Records from a collection of figures:
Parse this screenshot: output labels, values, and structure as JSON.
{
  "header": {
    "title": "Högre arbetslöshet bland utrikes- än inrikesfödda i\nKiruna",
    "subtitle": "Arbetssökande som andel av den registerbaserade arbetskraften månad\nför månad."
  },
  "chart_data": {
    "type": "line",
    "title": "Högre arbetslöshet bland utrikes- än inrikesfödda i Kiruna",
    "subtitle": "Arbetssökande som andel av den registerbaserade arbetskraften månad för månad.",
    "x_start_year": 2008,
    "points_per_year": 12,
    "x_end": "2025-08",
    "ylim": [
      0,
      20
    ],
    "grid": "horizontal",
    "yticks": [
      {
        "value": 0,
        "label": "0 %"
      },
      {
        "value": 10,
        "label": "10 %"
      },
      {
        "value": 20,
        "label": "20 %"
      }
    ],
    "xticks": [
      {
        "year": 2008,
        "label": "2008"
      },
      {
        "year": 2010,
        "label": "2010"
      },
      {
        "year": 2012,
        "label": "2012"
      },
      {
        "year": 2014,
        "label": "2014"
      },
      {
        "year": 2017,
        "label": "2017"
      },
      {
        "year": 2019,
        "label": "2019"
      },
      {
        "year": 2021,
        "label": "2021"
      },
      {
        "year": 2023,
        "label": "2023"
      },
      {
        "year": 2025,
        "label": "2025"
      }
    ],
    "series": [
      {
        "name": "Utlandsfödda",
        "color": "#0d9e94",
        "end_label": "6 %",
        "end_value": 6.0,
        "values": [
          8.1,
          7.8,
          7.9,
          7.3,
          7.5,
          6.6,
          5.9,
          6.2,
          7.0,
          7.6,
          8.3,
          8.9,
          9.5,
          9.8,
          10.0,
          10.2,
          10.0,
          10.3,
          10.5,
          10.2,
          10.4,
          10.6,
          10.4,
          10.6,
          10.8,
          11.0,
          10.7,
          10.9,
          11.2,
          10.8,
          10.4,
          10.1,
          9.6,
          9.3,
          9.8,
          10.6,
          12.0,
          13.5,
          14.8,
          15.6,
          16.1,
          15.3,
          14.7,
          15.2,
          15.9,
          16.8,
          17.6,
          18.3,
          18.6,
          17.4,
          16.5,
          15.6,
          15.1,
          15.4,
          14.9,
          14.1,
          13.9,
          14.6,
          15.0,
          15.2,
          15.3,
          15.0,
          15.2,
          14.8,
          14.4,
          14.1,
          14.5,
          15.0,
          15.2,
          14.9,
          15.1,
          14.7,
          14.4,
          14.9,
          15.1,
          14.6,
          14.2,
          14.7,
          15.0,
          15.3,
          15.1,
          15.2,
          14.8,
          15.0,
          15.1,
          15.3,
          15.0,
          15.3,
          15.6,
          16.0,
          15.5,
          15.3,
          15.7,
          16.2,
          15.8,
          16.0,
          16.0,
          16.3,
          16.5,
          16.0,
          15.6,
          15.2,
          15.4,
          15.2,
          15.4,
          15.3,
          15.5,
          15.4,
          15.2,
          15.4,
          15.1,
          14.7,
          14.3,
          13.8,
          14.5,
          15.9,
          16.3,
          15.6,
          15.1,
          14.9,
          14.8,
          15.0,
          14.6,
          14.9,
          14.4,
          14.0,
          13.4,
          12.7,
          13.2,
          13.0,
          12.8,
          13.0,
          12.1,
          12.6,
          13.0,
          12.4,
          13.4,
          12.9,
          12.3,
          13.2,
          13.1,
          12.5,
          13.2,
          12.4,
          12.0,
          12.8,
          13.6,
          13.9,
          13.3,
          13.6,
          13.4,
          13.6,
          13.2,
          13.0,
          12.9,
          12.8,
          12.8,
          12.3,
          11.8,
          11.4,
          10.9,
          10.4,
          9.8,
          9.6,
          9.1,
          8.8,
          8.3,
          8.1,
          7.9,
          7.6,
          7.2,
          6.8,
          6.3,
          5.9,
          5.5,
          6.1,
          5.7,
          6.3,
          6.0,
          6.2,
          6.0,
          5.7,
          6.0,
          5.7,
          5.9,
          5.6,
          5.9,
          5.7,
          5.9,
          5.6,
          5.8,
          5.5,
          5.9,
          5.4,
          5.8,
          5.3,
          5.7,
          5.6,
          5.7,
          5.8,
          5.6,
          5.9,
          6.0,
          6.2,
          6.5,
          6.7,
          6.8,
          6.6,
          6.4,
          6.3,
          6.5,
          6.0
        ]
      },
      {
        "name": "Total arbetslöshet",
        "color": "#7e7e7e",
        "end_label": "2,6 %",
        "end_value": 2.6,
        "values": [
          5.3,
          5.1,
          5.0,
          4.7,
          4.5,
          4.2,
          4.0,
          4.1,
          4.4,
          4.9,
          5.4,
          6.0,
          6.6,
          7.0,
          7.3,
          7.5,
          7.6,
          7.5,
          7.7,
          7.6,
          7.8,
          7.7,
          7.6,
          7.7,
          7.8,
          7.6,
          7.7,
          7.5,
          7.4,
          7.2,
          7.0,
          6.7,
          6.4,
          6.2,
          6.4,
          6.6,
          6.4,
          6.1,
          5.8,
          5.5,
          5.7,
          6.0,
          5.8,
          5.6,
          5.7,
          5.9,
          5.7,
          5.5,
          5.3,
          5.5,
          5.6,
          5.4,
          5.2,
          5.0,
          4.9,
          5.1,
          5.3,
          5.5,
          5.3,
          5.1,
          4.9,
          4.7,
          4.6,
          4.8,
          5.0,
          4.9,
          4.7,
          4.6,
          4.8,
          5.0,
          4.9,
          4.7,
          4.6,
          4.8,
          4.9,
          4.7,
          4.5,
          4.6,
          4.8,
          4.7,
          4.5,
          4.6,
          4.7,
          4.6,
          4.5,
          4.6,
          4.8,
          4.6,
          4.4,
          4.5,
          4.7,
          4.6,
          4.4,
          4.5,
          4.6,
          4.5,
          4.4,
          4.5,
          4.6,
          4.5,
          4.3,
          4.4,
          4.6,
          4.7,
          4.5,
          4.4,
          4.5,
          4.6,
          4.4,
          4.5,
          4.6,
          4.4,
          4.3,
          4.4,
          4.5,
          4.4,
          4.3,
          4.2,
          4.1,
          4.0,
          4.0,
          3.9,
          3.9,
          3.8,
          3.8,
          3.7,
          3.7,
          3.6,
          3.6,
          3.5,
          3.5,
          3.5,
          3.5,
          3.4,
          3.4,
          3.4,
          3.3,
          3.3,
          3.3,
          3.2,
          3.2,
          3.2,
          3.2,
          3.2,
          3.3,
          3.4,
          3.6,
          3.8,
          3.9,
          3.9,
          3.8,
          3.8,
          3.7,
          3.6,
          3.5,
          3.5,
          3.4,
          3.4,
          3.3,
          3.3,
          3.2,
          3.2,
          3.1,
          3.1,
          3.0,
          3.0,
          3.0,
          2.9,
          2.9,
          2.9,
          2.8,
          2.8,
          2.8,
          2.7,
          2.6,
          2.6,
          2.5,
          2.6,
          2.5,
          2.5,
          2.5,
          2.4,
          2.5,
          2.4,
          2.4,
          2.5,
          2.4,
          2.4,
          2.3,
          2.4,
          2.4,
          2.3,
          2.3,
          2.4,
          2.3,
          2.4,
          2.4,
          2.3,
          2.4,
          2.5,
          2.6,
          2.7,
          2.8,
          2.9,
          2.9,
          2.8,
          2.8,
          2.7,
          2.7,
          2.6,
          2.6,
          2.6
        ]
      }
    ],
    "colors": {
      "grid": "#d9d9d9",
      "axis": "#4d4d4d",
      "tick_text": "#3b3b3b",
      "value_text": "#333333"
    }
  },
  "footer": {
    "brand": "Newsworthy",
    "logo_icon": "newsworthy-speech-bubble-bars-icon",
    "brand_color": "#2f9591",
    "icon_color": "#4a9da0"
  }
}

◆ **Instruction**
The data above must be returned in full, exactly as written.

◆ **Task output**
Parse this screenshot: output labels, values, and structure as JSON.
{
  "header": {
    "title": "Högre arbetslöshet bland utrikes- än inrikesfödda i\nKiruna",
    "subtitle": "Arbetssökande som andel av den registerbaserade arbetskraften månad\nför månad."
  },
  "chart_data": {
    "type": "line",
    "title": "Högre arbetslöshet bland utrikes- än inrikesfödda i Kiruna",
    "subtitle": "Arbetssökande som andel av den registerbaserade arbetskraften månad för månad.",
    "x_start_year": 2008,
    "points_per_year": 12,
    "x_end": "2025-08",
    "ylim": [
      0,
      20
    ],
    "grid": "horizontal",
    "yticks": [
      {
        "value": 0,
        "label": "0 %"
      },
      {
        "value": 10,
        "label": "10 %"
      },
      {
        "value": 20,
        "label": "20 %"
      }
    ],
    "xticks": [
      {
        "year": 2008,
        "label": "2008"
      },
      {
        "year": 2010,
        "label": "2010"
      },
      {
        "year": 2012,
        "label": "2012"
      },
      {
        "year": 2014,
        "label": "2014"
      },
      {
        "year": 2017,
        "label": "2017"
      },
      {
        "year": 2019,
        "label": "2019"
      },
      {
        "year": 2021,
        "label": "2021"
      },
      {
        "year": 2023,
        "label": "2023"
      },
      {
        "year": 2025,
        "label": "2025"
      }
    ],
    "series": [
      {
        "name": "Utlandsfödda",
        "color": "#0d9e94",
        "end_label": "6 %",
        "end_value": 6.0,
        "values": [
          8.1,
          7.8,
          7.9,
          7.3,
          7.5,
          6.6,
          5.9,
          6.2,
          7.0,
          7.6,
          8.3,
          8.9,
          9.5,
          9.8,
          10.0,
          10.2,
          10.0,
          10.3,
          10.5,
          10.2,
          10.4,
          10.6,
          10.4,
          10.6,
          10.8,
          11.0,
          10.7,
          10.9,
          11.2,
          10.8,
          10.4,
          10.1,
          9.6,
          9.3,
          9.8,
          10.6,
          12.0,
          13.5,
          14.8,
          15.6,
          16.1,
          15.3,
          14.7,
          15.2,
          15.9,
          16.8,
          17.6,
          18.3,
          18.6,
          17.4,
          16.5,
          15.6,
          15.1,
          15.4,
          14.9,
          14.1,
          13.9,
          14.6,
          15.0,
          15.2,
          15.3,
          15.0,
          15.2,
          14.8,
          14.4,
          14.1,
          14.5,
          15.0,
          15.2,
          14.9,
          15.1,
          14.7,
          14.4,
          14.9,
          15.1,
          14.6,
          14.2,
          14.7,
          15.0,
          15.3,
          15.1,
          15.2,
          14.8,
          15.0,
          15.1,
          15.3,
          15.0,
          15.3,
          15.6,
          16.0,
          15.5,
          15.3,
          15.7,
          16.2,
          15.8,
          16.0,
          16.0,
          16.3,
          16.5,
          16.0,
          15.6,
          15.2,
          15.4,
          15.2,
          15.4,
          15.3,
          15.5,
          15.4,
          15.2,
          15.4,
          15.1,
          14.7,
          14.3,
          13.8,
          14.5,
          15.9,
          16.3,
          15.6,
          15.1,
          14.9,
          14.8,
          15.0,
          14.6,
          14.9,
          14.4,
          14.0,
          13.4,
          12.7,
          13.2,
          13.0,
          12.8,
          13.0,
          12.1,
          12.6,
          13.0,
          12.4,
          13.4,
          12.9,
          12.3,
          13.2,
          13.1,
          12.5,
          13.2,
          12.4,
          12.0,
          12.8,
          13.6,
          13.9,
          13.3,
          13.6,
          13.4,
          13.6,
          13.2,
          13.0,
          12.9,
          12.8,
          12.8,
          12.3,
          11.8,
          11.4,
          10.9,
          10.4,
          9.8,
          9.6,
          9.1,
          8.8,
          8.3,
          8.1,
          7.9,
          7.6,
          7.2,
          6.8,
          6.3,
          5.9,
          5.5,
          6.1,
          5.7,
          6.3,
          6.0,
          6.2,
          6.0,
          5.7,
          6.0,
          5.7,
          5.9,
          5.6,
          5.9,
          5.7,
          5.9,
          5.6,
          5.8,
          5.5,
          5.9,
          5.4,
          5.8,
          5.3,
          5.7,
          5.6,
          5.7,
          5.8,
          5.6,
          5.9,
          6.0,
          6.2,
          6.5,
          6.7,
          6.8,
          6.6,
          6.4,
          6.3,
          6.5,
          6.0
        ]
      },
      {
        "name": "Total arbetslöshet",
        "color": "#7e7e7e",
        "end_label": "2,6 %",
        "end_value": 2.6,
        "values": [
          5.3,
          5.1,
          5.0,
          4.7,
          4.5,
          4.2,
          4.0,
          4.1,
          4.4,
          4.9,
          5.4,
          6.0,
          6.6,
          7.0,
          7.3,
          7.5,
          7.6,
          7.5,
          7.7,
          7.6,
          7.8,
          7.7,
          7.6,
          7.7,
          7.8,
          7.6,
          7.7,
          7.5,
          7.4,
          7.2,
          7.0,
          6.7,
          6.4,
          6.2,
          6.4,
          6.6,
          6.4,
          6.1,
          5.8,
          5.5,
          5.7,
          6.0,
          5.8,
          5.6,
          5.7,
          5.9,
          5.7,
          5.5,
          5.3,
          5.5,
          5.6,
          5.4,
          5.2,
          5.0,
          4.9,
          5.1,
          5.3,
          5.5,
          5.3,
          5.1,
          4.9,
          4.7,
          4.6,
          4.8,
          5.0,
          4.9,
          4.7,
          4.6,
          4.8,
          5.0,
          4.9,
          4.7,
          4.6,
          4.8,
          4.9,
          4.7,
          4.5,
          4.6,
          4.8,
          4.7,
          4.5,
          4.6,
          4.7,
          4.6,
          4.5,
          4.6,
          4.8,
          4.6,
          4.4,
          4.5,
          4.7,
          4.6,
          4.4,
          4.5,
          4.6,
          4.5,
          4.4,
          4.5,
          4.6,
          4.5,
          4.3,
          4.4,
          4.6,
          4.7,
          4.5,
          4.4,
          4.5,
          4.6,
          4.4,
          4.5,
          4.6,
          4.4,
          4.3,
          4.4,
          4.5,
          4.4,
          4.3,
          4.2,
          4.1,
          4.0,
          4.0,
          3.9,
          3.9,
          3.8,
          3.8,
          3.7,
          3.7,
          3.6,
          3.6,
          3.5,
          3.5,
          3.5,
          3.5,
          3.4,
          3.4,
          3.4,
          3.3,
          3.3,
          3.3,
          3.2,
          3.2,
          3.2,
          3.2,
          3.2,
          3.3,
          3.4,
          3.6,
          3.8,
          3.9,
          3.9,
          3.8,
          3.8,
          3.7,
          3.6,
          3.5,
          3.5,
          3.4,
          3.4,
          3.3,
          3.3,
          3.2,
          3.2,
          3.1,
          3.1,
          3.0,
          3.0,
          3.0,
          2.9,
          2.9,
          2.9,
          2.8,
          2.8,
          2.8,
          2.7,
          2.6,
          2.6,
          2.5,
          2.6,
          2.5,
          2.5,
          2.5,
          2.4,
          2.5,
          2.4,
          2.4,
          2.5,
          2.4,
          2.4,
          2.3,
          2.4,
          2.4,
          2.3,
          2.3,
          2.4,
          2.3,
          2.4,
          2.4,
          2.3,
          2.4,
          2.5,
          2.6,
          2.7,
          2.8,
          2.9,
          2.9,
          2.8,
          2.8,
          2.7,
          2.7,
          2.6,
          2.6,
          2.6
        ]
      }
    ],
    "colors": {
      "grid": "#d9d9d9",
      "axis": "#4d4d4d",
      "tick_text": "#3b3b3b",
      "value_text": "#333333"
    }
  },
  "footer": {
    "brand": "Newsworthy",
    "logo_icon": "newsworthy-speech-bubble-bars-icon",
    "brand_color": "#2f9591",
    "icon_color": "#4a9da0"
  }
}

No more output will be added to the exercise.